---------- Recorded information

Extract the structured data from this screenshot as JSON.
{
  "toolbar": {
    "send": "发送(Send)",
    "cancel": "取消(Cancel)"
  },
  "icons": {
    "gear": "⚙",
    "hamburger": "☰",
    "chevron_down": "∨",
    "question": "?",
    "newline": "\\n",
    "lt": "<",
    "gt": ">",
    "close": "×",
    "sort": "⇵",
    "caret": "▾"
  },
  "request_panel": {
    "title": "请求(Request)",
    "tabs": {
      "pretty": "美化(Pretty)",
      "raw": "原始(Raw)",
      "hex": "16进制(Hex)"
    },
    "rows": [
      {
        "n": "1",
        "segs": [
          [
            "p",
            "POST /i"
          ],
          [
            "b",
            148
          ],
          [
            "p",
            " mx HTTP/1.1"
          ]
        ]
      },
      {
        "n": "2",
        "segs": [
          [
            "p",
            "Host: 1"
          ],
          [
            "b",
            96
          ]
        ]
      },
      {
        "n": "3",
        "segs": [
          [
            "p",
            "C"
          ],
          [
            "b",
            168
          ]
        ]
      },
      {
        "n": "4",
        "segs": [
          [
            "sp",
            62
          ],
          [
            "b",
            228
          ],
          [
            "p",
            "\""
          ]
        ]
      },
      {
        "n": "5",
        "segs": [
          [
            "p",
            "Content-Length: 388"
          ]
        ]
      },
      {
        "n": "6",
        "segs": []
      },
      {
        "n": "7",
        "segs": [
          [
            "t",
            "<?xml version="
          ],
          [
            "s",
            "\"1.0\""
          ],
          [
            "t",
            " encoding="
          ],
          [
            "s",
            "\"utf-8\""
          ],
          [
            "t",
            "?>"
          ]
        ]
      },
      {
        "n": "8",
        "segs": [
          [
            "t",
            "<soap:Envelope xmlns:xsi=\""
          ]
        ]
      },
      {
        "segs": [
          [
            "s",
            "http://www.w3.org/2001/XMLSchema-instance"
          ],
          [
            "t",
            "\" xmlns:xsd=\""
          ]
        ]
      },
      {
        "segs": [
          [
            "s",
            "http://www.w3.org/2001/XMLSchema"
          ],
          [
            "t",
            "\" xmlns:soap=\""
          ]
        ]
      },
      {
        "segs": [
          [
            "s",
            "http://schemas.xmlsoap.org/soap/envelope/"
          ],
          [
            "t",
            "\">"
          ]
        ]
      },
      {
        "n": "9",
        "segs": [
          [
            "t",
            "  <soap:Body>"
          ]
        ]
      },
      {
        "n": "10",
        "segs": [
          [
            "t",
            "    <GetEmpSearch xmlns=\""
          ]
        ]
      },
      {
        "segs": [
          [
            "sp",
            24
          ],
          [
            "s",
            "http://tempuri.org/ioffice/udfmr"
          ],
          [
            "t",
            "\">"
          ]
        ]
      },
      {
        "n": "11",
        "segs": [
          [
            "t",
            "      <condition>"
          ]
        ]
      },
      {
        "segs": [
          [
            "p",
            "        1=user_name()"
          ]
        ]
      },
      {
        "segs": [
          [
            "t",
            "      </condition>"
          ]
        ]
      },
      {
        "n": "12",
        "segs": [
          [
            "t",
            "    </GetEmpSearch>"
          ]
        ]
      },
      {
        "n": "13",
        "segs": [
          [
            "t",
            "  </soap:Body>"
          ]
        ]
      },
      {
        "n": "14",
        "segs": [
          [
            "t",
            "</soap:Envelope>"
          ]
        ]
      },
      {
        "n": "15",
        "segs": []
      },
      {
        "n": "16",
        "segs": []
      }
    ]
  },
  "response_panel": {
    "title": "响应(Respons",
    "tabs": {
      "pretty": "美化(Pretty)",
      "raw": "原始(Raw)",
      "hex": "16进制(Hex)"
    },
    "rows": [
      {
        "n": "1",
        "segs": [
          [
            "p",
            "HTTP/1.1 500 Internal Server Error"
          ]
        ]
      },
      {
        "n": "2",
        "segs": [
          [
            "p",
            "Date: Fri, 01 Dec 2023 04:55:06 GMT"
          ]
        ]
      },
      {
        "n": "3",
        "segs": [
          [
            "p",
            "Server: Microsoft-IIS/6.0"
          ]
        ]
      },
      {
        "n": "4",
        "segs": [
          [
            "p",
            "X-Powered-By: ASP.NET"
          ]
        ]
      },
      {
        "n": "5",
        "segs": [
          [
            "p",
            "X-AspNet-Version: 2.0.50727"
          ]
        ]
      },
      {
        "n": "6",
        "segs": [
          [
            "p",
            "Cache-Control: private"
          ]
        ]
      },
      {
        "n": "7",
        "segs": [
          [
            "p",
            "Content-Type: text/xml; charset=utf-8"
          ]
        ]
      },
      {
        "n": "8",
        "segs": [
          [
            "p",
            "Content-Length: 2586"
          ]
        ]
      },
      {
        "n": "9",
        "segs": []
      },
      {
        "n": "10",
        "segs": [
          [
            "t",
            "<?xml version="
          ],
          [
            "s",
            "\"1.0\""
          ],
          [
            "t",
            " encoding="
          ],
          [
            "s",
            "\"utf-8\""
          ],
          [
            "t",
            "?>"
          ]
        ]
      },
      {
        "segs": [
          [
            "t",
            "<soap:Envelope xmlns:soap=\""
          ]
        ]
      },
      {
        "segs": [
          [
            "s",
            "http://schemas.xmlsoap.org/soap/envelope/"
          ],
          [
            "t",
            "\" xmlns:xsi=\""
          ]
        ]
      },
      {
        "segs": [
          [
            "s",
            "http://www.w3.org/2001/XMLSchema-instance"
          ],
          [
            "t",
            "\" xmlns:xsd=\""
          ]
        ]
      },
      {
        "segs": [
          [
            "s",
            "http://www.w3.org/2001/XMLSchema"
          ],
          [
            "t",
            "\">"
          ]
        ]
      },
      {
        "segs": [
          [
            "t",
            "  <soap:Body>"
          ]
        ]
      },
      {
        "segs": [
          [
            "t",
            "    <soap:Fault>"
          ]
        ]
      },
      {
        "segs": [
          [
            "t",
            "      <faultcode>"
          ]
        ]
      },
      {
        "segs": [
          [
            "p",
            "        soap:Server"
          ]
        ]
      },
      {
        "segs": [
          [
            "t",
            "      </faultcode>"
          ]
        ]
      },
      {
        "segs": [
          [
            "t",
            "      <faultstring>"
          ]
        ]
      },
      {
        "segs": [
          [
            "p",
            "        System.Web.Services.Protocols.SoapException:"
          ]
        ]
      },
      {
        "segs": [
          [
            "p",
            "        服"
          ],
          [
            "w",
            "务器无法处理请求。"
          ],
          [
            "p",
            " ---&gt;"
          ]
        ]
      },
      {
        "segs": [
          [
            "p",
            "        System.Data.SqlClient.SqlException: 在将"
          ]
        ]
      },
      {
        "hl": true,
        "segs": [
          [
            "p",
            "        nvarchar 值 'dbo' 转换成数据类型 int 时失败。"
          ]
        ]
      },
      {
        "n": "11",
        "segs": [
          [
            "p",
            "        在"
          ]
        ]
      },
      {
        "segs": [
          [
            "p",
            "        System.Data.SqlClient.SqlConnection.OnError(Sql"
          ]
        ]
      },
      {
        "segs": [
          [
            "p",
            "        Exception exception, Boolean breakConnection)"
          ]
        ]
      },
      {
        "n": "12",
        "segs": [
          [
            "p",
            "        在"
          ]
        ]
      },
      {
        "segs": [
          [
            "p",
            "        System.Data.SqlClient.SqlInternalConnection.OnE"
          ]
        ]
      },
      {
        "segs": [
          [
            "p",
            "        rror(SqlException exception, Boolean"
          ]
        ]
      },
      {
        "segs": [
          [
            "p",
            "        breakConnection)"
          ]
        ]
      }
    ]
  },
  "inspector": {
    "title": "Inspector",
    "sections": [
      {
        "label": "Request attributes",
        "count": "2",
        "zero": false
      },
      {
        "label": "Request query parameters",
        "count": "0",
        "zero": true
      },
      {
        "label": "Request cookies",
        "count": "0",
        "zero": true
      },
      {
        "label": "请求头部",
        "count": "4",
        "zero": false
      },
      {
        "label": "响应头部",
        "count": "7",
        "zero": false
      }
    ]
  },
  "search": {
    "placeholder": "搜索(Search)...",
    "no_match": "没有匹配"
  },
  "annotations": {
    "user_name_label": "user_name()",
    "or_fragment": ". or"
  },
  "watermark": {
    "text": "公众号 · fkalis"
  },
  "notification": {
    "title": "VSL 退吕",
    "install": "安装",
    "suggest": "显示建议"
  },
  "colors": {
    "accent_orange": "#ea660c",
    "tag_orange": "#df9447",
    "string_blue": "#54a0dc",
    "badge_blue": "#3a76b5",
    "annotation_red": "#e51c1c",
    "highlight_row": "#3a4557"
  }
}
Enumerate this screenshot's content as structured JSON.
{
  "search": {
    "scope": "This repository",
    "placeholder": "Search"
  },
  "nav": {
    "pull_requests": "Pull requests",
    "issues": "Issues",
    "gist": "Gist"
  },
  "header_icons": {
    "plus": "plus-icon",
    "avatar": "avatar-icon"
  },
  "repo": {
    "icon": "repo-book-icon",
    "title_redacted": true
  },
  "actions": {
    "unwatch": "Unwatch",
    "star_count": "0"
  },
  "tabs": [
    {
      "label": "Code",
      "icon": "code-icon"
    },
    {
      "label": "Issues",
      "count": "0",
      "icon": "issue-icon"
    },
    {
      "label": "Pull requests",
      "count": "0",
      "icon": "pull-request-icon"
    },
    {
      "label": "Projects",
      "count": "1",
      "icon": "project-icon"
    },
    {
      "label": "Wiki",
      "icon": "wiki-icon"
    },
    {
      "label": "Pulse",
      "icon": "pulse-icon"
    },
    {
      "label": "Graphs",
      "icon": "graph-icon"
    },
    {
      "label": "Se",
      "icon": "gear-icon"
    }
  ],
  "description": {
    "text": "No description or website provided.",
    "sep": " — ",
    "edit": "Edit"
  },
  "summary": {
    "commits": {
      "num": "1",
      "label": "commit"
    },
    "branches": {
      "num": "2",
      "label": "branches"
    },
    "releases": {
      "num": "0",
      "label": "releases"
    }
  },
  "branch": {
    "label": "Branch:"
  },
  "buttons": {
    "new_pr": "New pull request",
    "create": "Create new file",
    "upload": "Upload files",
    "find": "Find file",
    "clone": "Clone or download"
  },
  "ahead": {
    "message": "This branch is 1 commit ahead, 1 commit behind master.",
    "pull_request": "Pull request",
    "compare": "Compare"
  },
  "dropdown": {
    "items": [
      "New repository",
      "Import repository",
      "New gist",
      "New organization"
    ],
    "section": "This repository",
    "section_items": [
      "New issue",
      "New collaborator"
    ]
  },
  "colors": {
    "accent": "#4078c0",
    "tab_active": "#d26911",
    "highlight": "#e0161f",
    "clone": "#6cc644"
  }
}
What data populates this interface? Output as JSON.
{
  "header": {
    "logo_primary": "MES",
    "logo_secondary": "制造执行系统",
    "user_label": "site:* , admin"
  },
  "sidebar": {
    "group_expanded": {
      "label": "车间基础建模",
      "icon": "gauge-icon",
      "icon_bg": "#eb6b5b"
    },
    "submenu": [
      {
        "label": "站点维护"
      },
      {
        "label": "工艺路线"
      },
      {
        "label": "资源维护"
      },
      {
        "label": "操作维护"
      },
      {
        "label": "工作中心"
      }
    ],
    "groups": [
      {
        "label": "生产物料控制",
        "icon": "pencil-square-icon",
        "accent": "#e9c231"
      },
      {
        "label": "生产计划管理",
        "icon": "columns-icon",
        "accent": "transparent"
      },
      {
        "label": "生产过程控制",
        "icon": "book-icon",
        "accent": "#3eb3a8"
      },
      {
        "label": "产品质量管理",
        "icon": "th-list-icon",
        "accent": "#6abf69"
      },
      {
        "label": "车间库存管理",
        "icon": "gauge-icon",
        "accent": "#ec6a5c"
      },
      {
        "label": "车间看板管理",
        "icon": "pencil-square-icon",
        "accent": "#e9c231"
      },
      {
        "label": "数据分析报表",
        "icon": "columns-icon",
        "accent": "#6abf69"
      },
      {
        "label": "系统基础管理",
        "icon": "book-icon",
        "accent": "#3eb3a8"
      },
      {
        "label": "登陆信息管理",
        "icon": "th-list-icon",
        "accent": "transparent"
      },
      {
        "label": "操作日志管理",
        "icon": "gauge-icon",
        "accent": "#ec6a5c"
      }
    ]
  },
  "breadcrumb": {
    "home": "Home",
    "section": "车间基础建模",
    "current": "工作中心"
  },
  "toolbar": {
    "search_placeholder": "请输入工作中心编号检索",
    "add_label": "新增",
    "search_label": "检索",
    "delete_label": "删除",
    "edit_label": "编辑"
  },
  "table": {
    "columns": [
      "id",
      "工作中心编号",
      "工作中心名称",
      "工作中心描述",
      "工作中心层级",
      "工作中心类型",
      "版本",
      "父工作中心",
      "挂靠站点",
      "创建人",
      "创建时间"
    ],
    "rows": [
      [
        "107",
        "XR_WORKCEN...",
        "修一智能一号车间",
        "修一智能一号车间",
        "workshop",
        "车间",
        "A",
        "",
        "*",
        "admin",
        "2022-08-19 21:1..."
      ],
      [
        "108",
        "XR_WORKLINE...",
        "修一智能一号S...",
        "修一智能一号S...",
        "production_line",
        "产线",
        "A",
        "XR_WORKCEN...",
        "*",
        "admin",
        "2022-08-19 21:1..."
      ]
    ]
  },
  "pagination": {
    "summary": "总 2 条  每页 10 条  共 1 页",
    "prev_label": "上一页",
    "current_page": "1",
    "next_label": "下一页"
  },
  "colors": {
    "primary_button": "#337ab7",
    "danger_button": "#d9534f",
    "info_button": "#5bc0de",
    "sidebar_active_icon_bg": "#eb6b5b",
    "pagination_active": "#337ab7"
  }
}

--------------------

Task instructions:
Gather, from the listing above, every line carrying the word "xmlns".

Response:
            "<soap:Envelope xmlns:xsi=\""
            "\" xmlns:xsd=\""
            "\" xmlns:soap=\""
            "    <GetEmpSearch xmlns=\""
            "<soap:Envelope xmlns:soap=\""
            "\" xmlns:xsi=\""
            "\" xmlns:xsd=\""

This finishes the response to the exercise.